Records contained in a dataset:
>> Start

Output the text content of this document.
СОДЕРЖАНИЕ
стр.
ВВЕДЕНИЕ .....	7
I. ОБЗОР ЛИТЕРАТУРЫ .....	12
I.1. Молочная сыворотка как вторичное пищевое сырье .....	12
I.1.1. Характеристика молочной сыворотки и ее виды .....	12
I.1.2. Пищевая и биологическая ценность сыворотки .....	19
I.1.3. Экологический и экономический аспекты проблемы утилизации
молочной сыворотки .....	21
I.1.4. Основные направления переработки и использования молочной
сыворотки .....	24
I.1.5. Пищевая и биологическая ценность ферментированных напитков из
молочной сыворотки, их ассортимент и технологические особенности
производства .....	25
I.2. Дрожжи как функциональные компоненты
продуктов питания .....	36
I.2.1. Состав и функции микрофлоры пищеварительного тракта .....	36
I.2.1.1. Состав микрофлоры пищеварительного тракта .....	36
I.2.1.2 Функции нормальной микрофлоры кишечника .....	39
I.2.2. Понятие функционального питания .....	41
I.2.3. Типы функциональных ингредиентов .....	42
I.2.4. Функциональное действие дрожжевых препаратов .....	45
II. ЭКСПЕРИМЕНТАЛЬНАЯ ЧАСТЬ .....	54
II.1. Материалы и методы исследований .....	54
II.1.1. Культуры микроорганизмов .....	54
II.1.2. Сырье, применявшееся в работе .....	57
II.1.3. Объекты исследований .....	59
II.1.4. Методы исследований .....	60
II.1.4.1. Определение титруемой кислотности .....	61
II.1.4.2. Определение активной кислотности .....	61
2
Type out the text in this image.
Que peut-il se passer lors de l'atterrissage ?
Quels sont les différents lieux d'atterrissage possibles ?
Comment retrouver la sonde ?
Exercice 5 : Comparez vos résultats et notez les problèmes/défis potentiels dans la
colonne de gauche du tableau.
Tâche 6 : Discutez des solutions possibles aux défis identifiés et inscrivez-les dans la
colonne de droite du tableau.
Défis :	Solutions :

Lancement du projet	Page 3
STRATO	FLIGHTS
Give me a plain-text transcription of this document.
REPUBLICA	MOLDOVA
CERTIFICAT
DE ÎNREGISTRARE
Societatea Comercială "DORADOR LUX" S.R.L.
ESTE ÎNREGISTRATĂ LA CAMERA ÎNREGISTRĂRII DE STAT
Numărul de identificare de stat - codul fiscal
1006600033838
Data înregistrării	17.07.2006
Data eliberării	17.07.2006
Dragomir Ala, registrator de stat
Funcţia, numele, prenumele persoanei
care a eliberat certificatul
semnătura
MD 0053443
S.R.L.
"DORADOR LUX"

>> End

Identify and copy lines that hold the string "пищеварительного".

I.2.1. Состав и функции микрофлоры пищеварительного тракта .....	36
I.2.1.1. Состав микрофлоры пищеварительного тракта .....	36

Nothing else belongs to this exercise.